→ What is asked:
Reproduce all records exactly.

→ Task input:

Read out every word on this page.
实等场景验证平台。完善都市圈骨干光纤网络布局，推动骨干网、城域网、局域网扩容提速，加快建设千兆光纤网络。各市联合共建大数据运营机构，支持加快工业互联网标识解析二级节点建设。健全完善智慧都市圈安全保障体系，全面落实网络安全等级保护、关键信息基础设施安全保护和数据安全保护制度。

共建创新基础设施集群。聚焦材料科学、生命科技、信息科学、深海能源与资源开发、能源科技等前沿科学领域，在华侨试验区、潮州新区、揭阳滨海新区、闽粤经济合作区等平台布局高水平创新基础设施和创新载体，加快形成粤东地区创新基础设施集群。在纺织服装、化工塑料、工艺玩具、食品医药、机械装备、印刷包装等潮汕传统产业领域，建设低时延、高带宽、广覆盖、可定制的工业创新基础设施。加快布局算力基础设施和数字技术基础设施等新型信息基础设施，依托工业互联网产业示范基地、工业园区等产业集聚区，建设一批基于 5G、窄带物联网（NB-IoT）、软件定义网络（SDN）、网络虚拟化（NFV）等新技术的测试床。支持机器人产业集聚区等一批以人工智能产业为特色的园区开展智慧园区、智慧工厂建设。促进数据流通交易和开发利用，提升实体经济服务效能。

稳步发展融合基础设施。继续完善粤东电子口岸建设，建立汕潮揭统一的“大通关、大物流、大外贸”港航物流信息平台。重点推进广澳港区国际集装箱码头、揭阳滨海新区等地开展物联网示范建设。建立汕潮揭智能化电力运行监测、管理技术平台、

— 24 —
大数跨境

→ The output:
Read out every word on this page.
实等场景验证平台。完善都市圈骨干光纤网络布局，推动骨干网、城域网、局域网扩容提速，加快建设千兆光纤网络。各市联合共建大数据运营机构，支持加快工业互联网标识解析二级节点建设。健全完善智慧都市圈安全保障体系，全面落实网络安全等级保护、关键信息基础设施安全保护和数据安全保护制度。

共建创新基础设施集群。聚焦材料科学、生命科技、信息科学、深海能源与资源开发、能源科技等前沿科学领域，在华侨试验区、潮州新区、揭阳滨海新区、闽粤经济合作区等平台布局高水平创新基础设施和创新载体，加快形成粤东地区创新基础设施集群。在纺织服装、化工塑料、工艺玩具、食品医药、机械装备、印刷包装等潮汕传统产业领域，建设低时延、高带宽、广覆盖、可定制的工业创新基础设施。加快布局算力基础设施和数字技术基础设施等新型信息基础设施，依托工业互联网产业示范基地、工业园区等产业集聚区，建设一批基于 5G、窄带物联网（NB-IoT）、软件定义网络（SDN）、网络虚拟化（NFV）等新技术的测试床。支持机器人产业集聚区等一批以人工智能产业为特色的园区开展智慧园区、智慧工厂建设。促进数据流通交易和开发利用，提升实体经济服务效能。

稳步发展融合基础设施。继续完善粤东电子口岸建设，建立汕潮揭统一的“大通关、大物流、大外贸”港航物流信息平台。重点推进广澳港区国际集装箱码头、揭阳滨海新区等地开展物联网示范建设。建立汕潮揭智能化电力运行监测、管理技术平台、

— 24 —
大数跨境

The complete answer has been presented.